┌─ TRECHO FORNECIDO

Duas decisões judiciais estabeleceram importantes prazos para a finalização da demarcação: em 2013 a 2ª Vara da Justiça Federal de Mato Grosso determinou que o processo fosse concluído – o que não ocorreu. Em agosto deste ano, o Supremo Tribunal Federal deu à FUNAI um prazo de 60 dias para estabelecer um cronograma definitivo para a completa demarcação do território.
Eliane Xunakalo, a presidente da Federação dos Povos e Organizações Indígenas do Mato Grosso (Fepoimt), disse hoje:
“É extremamente importante a retomada da demarcação do território dos nossos parentes isolados. O Kawahiva do Rio Pardo é um território cobiçado pelos não-indígenas, extremamente violento para os servidores da FUNAI que trabalham na frente de proteção e nós só vamos ter a garantia de existência dos nossos parentes isolados se o território for demarcado.”
“Cabe a nós proteger os nossos parentes, proteger o seu modo de vida, porque eles são a resistência e a resiliência no meio de todas essas ameaças e desafios existentes aqui no Mato Grosso. Nós estamos falando de um estado extremamente conservador, de um governo local anti-indígena. É muito necessária a retomada dessa demarcação, é necessário políticas que visem a proteção dos nossos parentes.”
A coordenadora da Survival Brasil, Sarah Shenker, disse hoje: “Este é um dos casos mais críticos entre os povos indígenas isolados do Brasil. Os Kawahiva são sobreviventes de inúmeros ataques genocidas que mataram muitos deles; o processo de demarcação está parado, e invasores veem o território como uma terra a ser explorada economicamente. Sabemos que eles têm invadido a floresta dos Kawahiva, e qualquer encontro entre eles pode significar a morte para os indígenas isolados. As autoridades devem agir imediatamente para finalizar de uma vez por todas a demarcação da Terra Indígena Kawahiva para que os Kawahiva possam sobreviver, prosperar e continuar sendo os melhores guardiões de sua floresta única."
Informações Extras via COIAB
Região de conflito
De acordo com informações da Gerência de Povos Isolados e de Recente Contato da Coordenação das Organizações Indígenas da Amazônia Brasileira (Coiab), os Kawahiva fazem parte de um conjunto de povos e línguas indígenas de um ramo Tupi.
São povos que habitam o sul do Amazonas, norte do Mato Grosso, Rondônia e parte do Acre. Alguns estão na Bolívia também. Trata-se de um grupo grande, com características em comum. O que os une é, justamente, semelhanças linguísticas e culturais.

└─
┌─ TRECHOS DE DADOS

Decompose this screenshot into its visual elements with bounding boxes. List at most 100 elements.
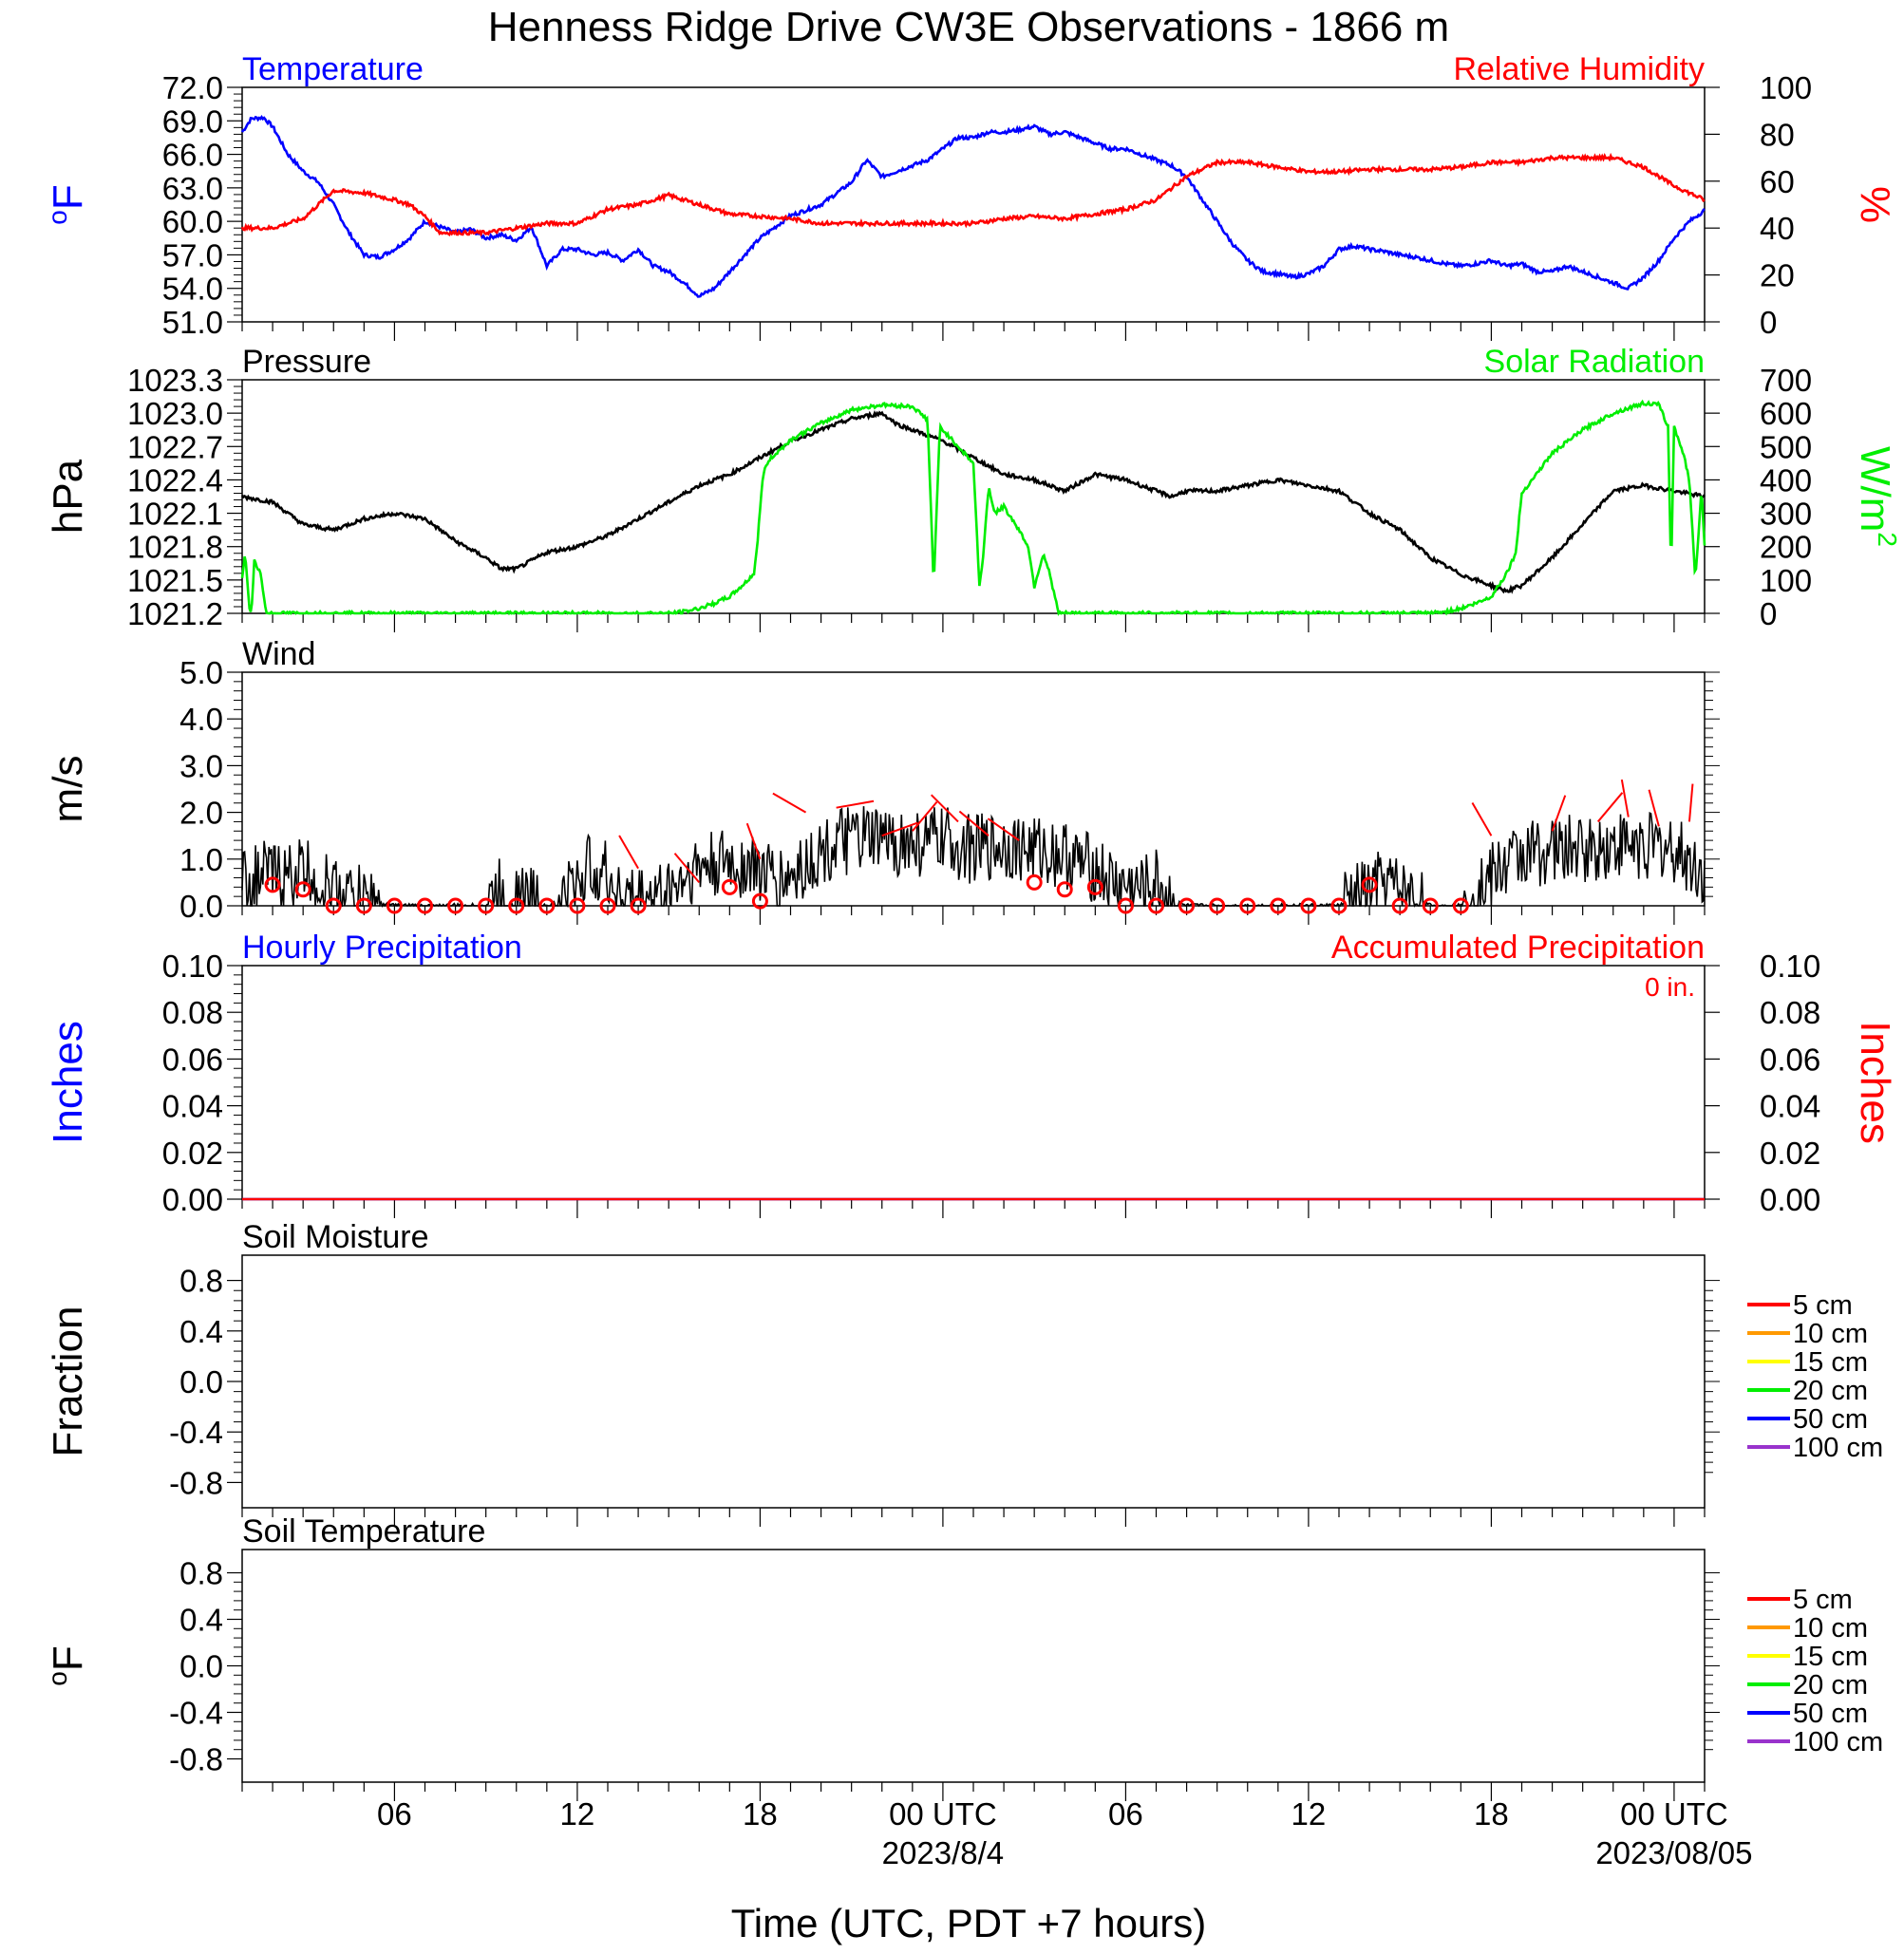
x-axis: Time (UTC, PDT +7 hours) 06 12 18 00 UTC 06 1… <box>377 1796 1752 1945</box>
wind-barb <box>745 822 762 860</box>
wind-marker <box>386 897 403 914</box>
y-tick-label-right: 500 <box>1760 429 1812 464</box>
y-tick-label-right: 300 <box>1760 497 1812 532</box>
y-tick-label-right: 0 <box>1760 596 1777 631</box>
legend-label: 5 cm <box>1793 1585 1853 1615</box>
series-line-left <box>240 114 1706 298</box>
legend-label: 15 cm <box>1793 1642 1868 1672</box>
wind-marker <box>569 897 586 914</box>
legend-label: 20 cm <box>1793 1670 1868 1700</box>
y-tick-label-left: -0.8 <box>169 1742 223 1777</box>
y-axis-label-left: Fraction <box>45 1306 91 1457</box>
y-tick-label-left: 1023.0 <box>127 396 223 431</box>
y-axis-label-left: oF <box>43 184 91 224</box>
wind-marker <box>630 897 647 914</box>
y-tick-label-right: 0.06 <box>1760 1042 1820 1077</box>
wind-marker <box>1209 897 1226 914</box>
wind-barb <box>772 792 807 814</box>
wind-marker <box>1422 897 1439 914</box>
panel-title-right: Accumulated Precipitation <box>1331 930 1705 966</box>
y-tick-label-right: 600 <box>1760 396 1812 431</box>
y-tick-label-left: 5.0 <box>179 655 223 690</box>
wind-marker <box>1270 897 1287 914</box>
y-axis-label-right: % <box>1852 186 1898 223</box>
y-tick-label-right: 60 <box>1760 164 1795 199</box>
wind-marker <box>1117 897 1134 914</box>
y-tick-label-left: -0.4 <box>169 1415 223 1450</box>
x-tick-label: 12 <box>1291 1796 1327 1832</box>
y-axis-label-left: oF <box>43 1645 91 1685</box>
y-tick-label-left: 1022.4 <box>127 462 223 498</box>
y-tick-label-right: 0 <box>1760 305 1777 340</box>
series-line-left <box>241 806 1706 909</box>
legend-label: 5 cm <box>1793 1290 1853 1321</box>
y-tick-label-right: 0.08 <box>1760 995 1820 1030</box>
y-tick-label-left: 2.0 <box>179 796 223 831</box>
x-tick-label: 06 <box>377 1796 412 1832</box>
accumulated-total: 0 in. <box>1645 972 1695 1002</box>
wind-marker <box>1330 897 1348 914</box>
wind-marker <box>1452 897 1469 914</box>
plot-frame <box>241 1254 1706 1509</box>
series-line-right <box>240 399 1706 616</box>
legend-label: 10 cm <box>1793 1319 1868 1349</box>
y-tick-label-left: 0.0 <box>179 889 223 924</box>
y-tick-label-right: 0.04 <box>1760 1089 1820 1124</box>
y-tick-label-left: 0.0 <box>179 1649 223 1684</box>
wind-marker <box>1239 897 1256 914</box>
x-tick-label: 00 UTC <box>1620 1796 1728 1832</box>
wind-barb <box>1551 795 1567 832</box>
wind-barb <box>836 799 875 809</box>
y-tick-label-right: 40 <box>1760 211 1795 246</box>
plot-frame <box>241 671 1706 907</box>
y-tick-label-left: 1022.7 <box>127 429 223 464</box>
y-tick-label-left: 1021.5 <box>127 563 223 598</box>
plot-frame <box>241 379 1706 614</box>
panel-title-right: Solar Radiation <box>1484 344 1705 380</box>
wind-marker <box>721 878 738 895</box>
x-tick-label: 12 <box>560 1796 595 1832</box>
wind-barb <box>958 810 990 836</box>
panel-title-right: Relative Humidity <box>1453 51 1705 87</box>
y-tick-label-left: 3.0 <box>179 748 223 783</box>
panel-temp-rh: 72.069.066.063.060.057.054.051.0 100 80 60 4… <box>43 51 1898 341</box>
y-tick-label-left: 69.0 <box>162 103 223 139</box>
wind-marker <box>447 897 464 914</box>
wind-marker <box>1178 897 1196 914</box>
y-tick-label-right: 400 <box>1760 462 1812 498</box>
plot-frame <box>241 965 1706 1200</box>
wind-marker <box>417 897 433 914</box>
wind-marker <box>508 897 525 914</box>
y-tick-label-right: 100 <box>1760 563 1812 598</box>
y-tick-label-left: -0.8 <box>169 1465 223 1500</box>
wind-marker <box>1361 876 1378 893</box>
plot-frame <box>241 1549 1706 1783</box>
x-tick-label: 18 <box>743 1796 778 1832</box>
panel-pressure-solar: 1023.31023.01022.71022.41022.11021.81021… <box>45 344 1902 632</box>
wind-barb <box>673 853 701 884</box>
y-axis-label-right: W/m2 <box>1852 446 1902 547</box>
wind-barb <box>987 817 1020 841</box>
wind-marker <box>325 897 342 914</box>
y-tick-label-left: 0.8 <box>179 1556 223 1591</box>
y-tick-label-left: 1023.3 <box>127 363 223 398</box>
y-axis-label-left: hPa <box>45 459 91 534</box>
panel-precip: 0.10 0.08 0.06 0.04 0.02 0.00 0.10 0.08 0.06 0.04… <box>45 930 1898 1218</box>
wind-marker <box>1148 897 1164 914</box>
y-tick-label-left: 1.0 <box>179 842 223 877</box>
panel-title-left: Hourly Precipitation <box>242 930 522 966</box>
y-tick-label-left: 54.0 <box>162 272 223 307</box>
series-line-right <box>240 152 1706 237</box>
y-axis-label-left: Inches <box>45 1021 91 1144</box>
x-tick-label: 18 <box>1474 1796 1509 1832</box>
wind-marker <box>294 881 311 898</box>
x-tick-label: 00 UTC <box>889 1796 997 1832</box>
legend-label: 20 cm <box>1793 1376 1868 1406</box>
y-tick-label-left: 0.0 <box>179 1364 223 1400</box>
wind-barb <box>912 800 938 832</box>
wind-marker <box>1026 874 1043 891</box>
y-tick-label-left: 1022.1 <box>127 497 223 532</box>
wind-barb <box>930 794 959 823</box>
legend-label: 50 cm <box>1793 1404 1868 1435</box>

└─

■ **TAREFAS OBRIGATÓRIAS**:
1) Liste todos os lugares onde, segundo o trecho sobre os Kawahiva, habitam os povos do ramo Tupi de que eles fazem parte.
2) No trecho sobre os Kawahiva, que prazo o Supremo Tribunal Federal deu à FUNAI, e para quê?
3) Prossiga com o trecho sobre os Kawahiva a partir do ponto em que ele termina.
Não é preciso consultar os dados.

■ **RESPOSTAS POR TAREFA**:
1) Sul do Amazonas; norte do Mato Grosso; Rondônia; parte do Acre; Bolívia.

2) Um prazo de 60 dias para estabelecer um cronograma definitivo para a completa demarcação do território.

3)
Entre os povos que compõem o grupo, estão: os Tupari, os próprios Kawahiva, os Piripkura, os Cinta Larga, os Jiahui e os Parintintim. Vários povos de língua Tupi desta região também são pertencentes a este grupo maior.
A região que habitam é onde ocorre a expansão da fronteira agrícola atual nos estados do Amazonas, Acre, Mato Grosso e Rondônia.
A distribuição dos Kawahiva coincide, portanto, com a expansão da agricultura predatória, da pastagem, da monocultura de soja e outros modelos semelhantes, danosos aos territórios indígenas.
O agronegócio predatório cerca os povos desta região. Paralelo a este cenário, os grupos Kawahiva sobreviveram a vários massacres. É o caso dos Piripkura, dos Juma e dos Kawahiva do Rio Pardo.
Demarcação interrompida
O processo de demarcação e regularização fundiária do território dos Kawahiva, assim como de outras terras indígenas (TIs), está paralisado por pressão política. A bancada ruralista, financiada pelo agronegócio, não tem interesse em dar continuidade à garantia de um direito originário. Por isso, Câmara e Senado aprovaram o Projeto de Lei 2903, que regulamenta o Marco Temporal. Estes políticos são os mesmos que invadem TIs.
A Coiab reitera que a terra Kawahiva do Rio Pardo precisa ser protegida. Infelizmente existe um esforço por parte da classe política em negar a existência desse povo isolado.
Em vez de ajudar a proteger, estes políticos contribuem mais com o desequilíbrio e com as mudanças climáticas. Demarcar e regularizar a situação fundiária dessa região é importantíssimo para preservação deste povo isolado.